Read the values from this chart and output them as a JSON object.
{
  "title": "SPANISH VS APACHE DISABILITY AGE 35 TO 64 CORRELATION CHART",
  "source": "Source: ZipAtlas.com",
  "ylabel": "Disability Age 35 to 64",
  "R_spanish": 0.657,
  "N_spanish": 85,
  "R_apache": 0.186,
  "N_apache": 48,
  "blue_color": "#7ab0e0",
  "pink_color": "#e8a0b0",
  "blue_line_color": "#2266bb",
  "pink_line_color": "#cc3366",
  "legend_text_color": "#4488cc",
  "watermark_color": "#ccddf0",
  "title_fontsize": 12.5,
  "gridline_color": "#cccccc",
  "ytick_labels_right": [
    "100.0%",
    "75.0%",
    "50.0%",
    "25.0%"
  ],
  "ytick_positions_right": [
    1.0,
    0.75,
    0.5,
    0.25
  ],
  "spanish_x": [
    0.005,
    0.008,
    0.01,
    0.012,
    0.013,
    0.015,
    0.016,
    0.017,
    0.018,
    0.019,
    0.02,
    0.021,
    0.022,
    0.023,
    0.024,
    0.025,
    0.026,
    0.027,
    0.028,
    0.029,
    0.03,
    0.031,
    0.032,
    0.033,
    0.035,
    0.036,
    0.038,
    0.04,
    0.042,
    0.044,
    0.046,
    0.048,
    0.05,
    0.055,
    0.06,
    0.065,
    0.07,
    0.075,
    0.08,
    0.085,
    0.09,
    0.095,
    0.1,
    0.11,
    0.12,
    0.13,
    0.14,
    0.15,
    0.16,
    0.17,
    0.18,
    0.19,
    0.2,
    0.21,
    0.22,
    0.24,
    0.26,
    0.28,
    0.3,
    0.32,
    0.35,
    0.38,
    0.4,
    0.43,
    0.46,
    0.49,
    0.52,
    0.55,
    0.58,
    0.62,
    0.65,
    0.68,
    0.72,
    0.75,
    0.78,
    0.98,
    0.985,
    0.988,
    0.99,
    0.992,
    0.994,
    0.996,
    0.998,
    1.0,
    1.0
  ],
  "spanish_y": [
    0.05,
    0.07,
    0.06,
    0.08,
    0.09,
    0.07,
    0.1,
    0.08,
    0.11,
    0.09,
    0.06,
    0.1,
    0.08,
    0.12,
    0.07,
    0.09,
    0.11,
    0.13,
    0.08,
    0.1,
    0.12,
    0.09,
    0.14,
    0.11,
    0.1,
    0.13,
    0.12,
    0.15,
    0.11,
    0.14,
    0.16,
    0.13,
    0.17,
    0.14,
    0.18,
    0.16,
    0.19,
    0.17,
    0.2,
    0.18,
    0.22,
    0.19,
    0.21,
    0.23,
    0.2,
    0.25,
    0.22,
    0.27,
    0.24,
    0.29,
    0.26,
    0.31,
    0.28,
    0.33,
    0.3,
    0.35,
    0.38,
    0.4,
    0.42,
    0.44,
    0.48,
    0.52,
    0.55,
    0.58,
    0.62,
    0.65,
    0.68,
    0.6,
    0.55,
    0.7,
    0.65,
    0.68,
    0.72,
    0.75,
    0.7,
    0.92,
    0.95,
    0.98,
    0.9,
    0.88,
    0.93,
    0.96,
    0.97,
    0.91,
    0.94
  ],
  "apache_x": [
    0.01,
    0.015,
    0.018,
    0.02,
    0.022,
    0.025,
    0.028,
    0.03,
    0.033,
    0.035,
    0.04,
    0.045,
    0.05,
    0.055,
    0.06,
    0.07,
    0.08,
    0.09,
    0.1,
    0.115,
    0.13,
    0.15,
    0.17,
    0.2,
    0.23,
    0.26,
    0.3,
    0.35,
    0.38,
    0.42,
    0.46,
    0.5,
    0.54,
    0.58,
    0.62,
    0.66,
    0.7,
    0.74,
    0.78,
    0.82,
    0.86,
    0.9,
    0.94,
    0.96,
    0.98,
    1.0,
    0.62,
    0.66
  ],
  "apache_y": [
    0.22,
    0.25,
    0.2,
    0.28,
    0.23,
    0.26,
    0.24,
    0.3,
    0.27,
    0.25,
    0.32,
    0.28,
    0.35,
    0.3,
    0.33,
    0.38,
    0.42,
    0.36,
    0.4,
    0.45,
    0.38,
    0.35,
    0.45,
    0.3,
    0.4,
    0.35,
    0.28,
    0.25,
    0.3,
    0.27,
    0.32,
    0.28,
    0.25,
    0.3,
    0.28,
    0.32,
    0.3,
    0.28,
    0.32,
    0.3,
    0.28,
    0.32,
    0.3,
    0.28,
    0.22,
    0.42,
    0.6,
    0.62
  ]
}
|---|
WHAT THE TASK ASKS: Set out the complete listing exactly as shown.

SOLVED EXERCISE:
Read the values from this chart and output them as a JSON object.
{
  "title": "SPANISH VS APACHE DISABILITY AGE 35 TO 64 CORRELATION CHART",
  "source": "Source: ZipAtlas.com",
  "ylabel": "Disability Age 35 to 64",
  "R_spanish": 0.657,
  "N_spanish": 85,
  "R_apache": 0.186,
  "N_apache": 48,
  "blue_color": "#7ab0e0",
  "pink_color": "#e8a0b0",
  "blue_line_color": "#2266bb",
  "pink_line_color": "#cc3366",
  "legend_text_color": "#4488cc",
  "watermark_color": "#ccddf0",
  "title_fontsize": 12.5,
  "gridline_color": "#cccccc",
  "ytick_labels_right": [
    "100.0%",
    "75.0%",
    "50.0%",
    "25.0%"
  ],
  "ytick_positions_right": [
    1.0,
    0.75,
    0.5,
    0.25
  ],
  "spanish_x": [
    0.005,
    0.008,
    0.01,
    0.012,
    0.013,
    0.015,
    0.016,
    0.017,
    0.018,
    0.019,
    0.02,
    0.021,
    0.022,
    0.023,
    0.024,
    0.025,
    0.026,
    0.027,
    0.028,
    0.029,
    0.03,
    0.031,
    0.032,
    0.033,
    0.035,
    0.036,
    0.038,
    0.04,
    0.042,
    0.044,
    0.046,
    0.048,
    0.05,
    0.055,
    0.06,
    0.065,
    0.07,
    0.075,
    0.08,
    0.085,
    0.09,
    0.095,
    0.1,
    0.11,
    0.12,
    0.13,
    0.14,
    0.15,
    0.16,
    0.17,
    0.18,
    0.19,
    0.2,
    0.21,
    0.22,
    0.24,
    0.26,
    0.28,
    0.3,
    0.32,
    0.35,
    0.38,
    0.4,
    0.43,
    0.46,
    0.49,
    0.52,
    0.55,
    0.58,
    0.62,
    0.65,
    0.68,
    0.72,
    0.75,
    0.78,
    0.98,
    0.985,
    0.988,
    0.99,
    0.992,
    0.994,
    0.996,
    0.998,
    1.0,
    1.0
  ],
  "spanish_y": [
    0.05,
    0.07,
    0.06,
    0.08,
    0.09,
    0.07,
    0.1,
    0.08,
    0.11,
    0.09,
    0.06,
    0.1,
    0.08,
    0.12,
    0.07,
    0.09,
    0.11,
    0.13,
    0.08,
    0.1,
    0.12,
    0.09,
    0.14,
    0.11,
    0.1,
    0.13,
    0.12,
    0.15,
    0.11,
    0.14,
    0.16,
    0.13,
    0.17,
    0.14,
    0.18,
    0.16,
    0.19,
    0.17,
    0.2,
    0.18,
    0.22,
    0.19,
    0.21,
    0.23,
    0.2,
    0.25,
    0.22,
    0.27,
    0.24,
    0.29,
    0.26,
    0.31,
    0.28,
    0.33,
    0.3,
    0.35,
    0.38,
    0.4,
    0.42,
    0.44,
    0.48,
    0.52,
    0.55,
    0.58,
    0.62,
    0.65,
    0.68,
    0.6,
    0.55,
    0.7,
    0.65,
    0.68,
    0.72,
    0.75,
    0.7,
    0.92,
    0.95,
    0.98,
    0.9,
    0.88,
    0.93,
    0.96,
    0.97,
    0.91,
    0.94
  ],
  "apache_x": [
    0.01,
    0.015,
    0.018,
    0.02,
    0.022,
    0.025,
    0.028,
    0.03,
    0.033,
    0.035,
    0.04,
    0.045,
    0.05,
    0.055,
    0.06,
    0.07,
    0.08,
    0.09,
    0.1,
    0.115,
    0.13,
    0.15,
    0.17,
    0.2,
    0.23,
    0.26,
    0.3,
    0.35,
    0.38,
    0.42,
    0.46,
    0.5,
    0.54,
    0.58,
    0.62,
    0.66,
    0.7,
    0.74,
    0.78,
    0.82,
    0.86,
    0.9,
    0.94,
    0.96,
    0.98,
    1.0,
    0.62,
    0.66
  ],
  "apache_y": [
    0.22,
    0.25,
    0.2,
    0.28,
    0.23,
    0.26,
    0.24,
    0.3,
    0.27,
    0.25,
    0.32,
    0.28,
    0.35,
    0.3,
    0.33,
    0.38,
    0.42,
    0.36,
    0.4,
    0.45,
    0.38,
    0.35,
    0.45,
    0.3,
    0.4,
    0.35,
    0.28,
    0.25,
    0.3,
    0.27,
    0.32,
    0.28,
    0.25,
    0.3,
    0.28,
    0.32,
    0.3,
    0.28,
    0.32,
    0.3,
    0.28,
    0.32,
    0.3,
    0.28,
    0.22,
    0.42,
    0.6,
    0.62
  ]
}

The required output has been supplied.